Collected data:
☆ ☆ ☆ ☆ ☆ ☆ ☆

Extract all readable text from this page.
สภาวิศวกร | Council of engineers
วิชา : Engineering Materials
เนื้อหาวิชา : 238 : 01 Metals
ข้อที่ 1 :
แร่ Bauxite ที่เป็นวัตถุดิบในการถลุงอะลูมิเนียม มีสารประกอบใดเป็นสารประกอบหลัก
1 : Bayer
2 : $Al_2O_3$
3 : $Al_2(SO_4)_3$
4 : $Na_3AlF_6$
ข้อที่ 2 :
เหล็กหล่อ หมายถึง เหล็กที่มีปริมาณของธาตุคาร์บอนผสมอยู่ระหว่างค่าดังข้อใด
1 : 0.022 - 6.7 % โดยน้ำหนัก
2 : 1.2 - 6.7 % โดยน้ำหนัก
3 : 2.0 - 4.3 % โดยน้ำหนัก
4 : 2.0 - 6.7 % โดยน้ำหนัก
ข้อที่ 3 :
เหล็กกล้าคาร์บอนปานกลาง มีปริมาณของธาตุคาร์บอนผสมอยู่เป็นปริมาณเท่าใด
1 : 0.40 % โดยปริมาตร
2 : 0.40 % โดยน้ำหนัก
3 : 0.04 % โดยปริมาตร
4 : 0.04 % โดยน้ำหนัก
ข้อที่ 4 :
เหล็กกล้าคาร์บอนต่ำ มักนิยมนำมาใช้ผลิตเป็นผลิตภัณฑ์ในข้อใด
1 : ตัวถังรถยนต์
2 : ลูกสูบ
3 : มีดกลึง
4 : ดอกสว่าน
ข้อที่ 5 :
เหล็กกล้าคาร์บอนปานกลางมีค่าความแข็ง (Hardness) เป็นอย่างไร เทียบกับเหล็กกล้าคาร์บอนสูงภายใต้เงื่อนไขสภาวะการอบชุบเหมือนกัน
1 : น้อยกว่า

☆ ☆ ☆ ☆ ☆ ☆ ☆

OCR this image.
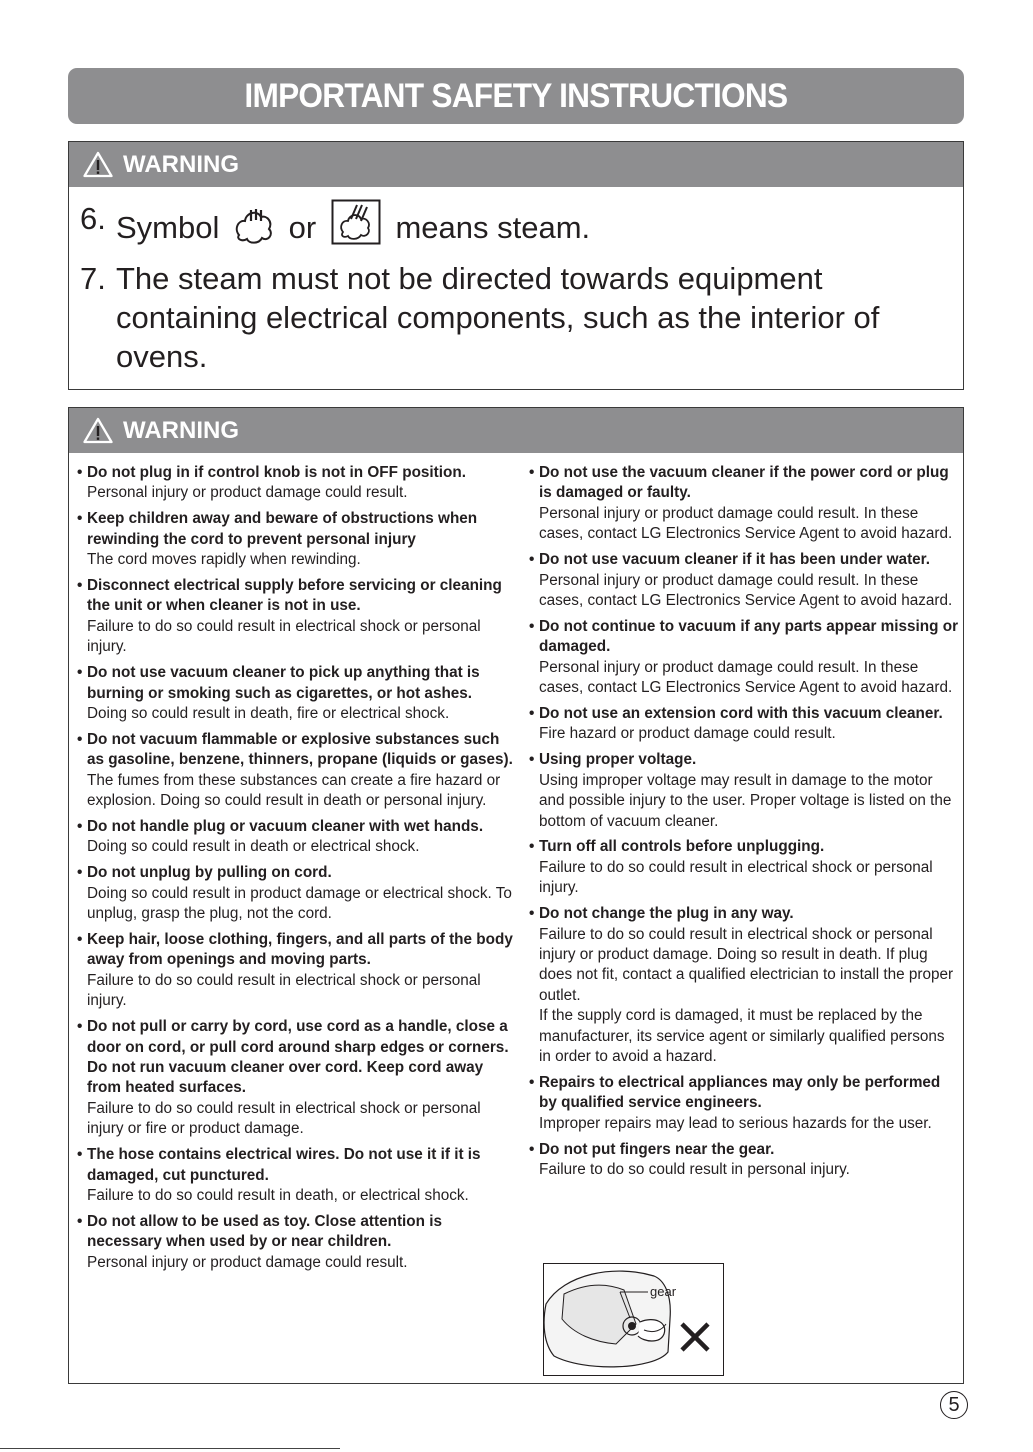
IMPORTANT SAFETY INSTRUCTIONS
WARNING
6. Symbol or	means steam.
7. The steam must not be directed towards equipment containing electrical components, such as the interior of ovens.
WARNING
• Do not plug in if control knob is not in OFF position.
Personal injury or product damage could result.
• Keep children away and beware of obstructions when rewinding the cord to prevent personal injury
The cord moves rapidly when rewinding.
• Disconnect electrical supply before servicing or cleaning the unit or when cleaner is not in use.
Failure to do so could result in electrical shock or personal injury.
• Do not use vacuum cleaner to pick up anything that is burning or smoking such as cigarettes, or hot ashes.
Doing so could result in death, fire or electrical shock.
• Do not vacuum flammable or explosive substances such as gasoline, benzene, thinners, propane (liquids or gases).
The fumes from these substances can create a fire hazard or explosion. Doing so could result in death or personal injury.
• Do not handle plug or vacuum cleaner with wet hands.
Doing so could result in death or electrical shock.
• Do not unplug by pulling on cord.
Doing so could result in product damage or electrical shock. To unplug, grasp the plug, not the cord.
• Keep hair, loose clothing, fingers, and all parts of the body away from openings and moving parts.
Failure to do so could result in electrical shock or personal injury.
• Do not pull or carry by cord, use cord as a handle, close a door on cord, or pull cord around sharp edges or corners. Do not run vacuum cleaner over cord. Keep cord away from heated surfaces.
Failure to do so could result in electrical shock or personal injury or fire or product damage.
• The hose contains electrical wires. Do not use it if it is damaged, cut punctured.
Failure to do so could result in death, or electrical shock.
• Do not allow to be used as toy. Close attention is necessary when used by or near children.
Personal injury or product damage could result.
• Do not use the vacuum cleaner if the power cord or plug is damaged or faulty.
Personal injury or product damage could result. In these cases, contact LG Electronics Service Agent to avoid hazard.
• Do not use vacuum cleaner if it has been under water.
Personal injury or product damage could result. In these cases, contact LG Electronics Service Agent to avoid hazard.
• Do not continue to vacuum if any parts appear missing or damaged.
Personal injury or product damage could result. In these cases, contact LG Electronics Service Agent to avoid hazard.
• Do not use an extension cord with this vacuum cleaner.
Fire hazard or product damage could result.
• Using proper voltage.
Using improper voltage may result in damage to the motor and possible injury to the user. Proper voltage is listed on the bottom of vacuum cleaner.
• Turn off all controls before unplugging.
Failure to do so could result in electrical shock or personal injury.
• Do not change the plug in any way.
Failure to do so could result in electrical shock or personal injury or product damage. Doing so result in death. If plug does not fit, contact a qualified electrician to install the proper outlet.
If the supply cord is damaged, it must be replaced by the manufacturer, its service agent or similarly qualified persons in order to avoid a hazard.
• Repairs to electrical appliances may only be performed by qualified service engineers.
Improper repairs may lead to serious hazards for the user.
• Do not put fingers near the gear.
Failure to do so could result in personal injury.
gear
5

☆ ☆ ☆ ☆ ☆ ☆ ☆

• [STATED EXERCISE] Return all the lines that contain the string "fingers".

• [RESULT FOR THIS TASK]
• Keep hair, loose clothing, fingers, and all parts of the body away from openings and moving parts.
• Do not put fingers near the gear.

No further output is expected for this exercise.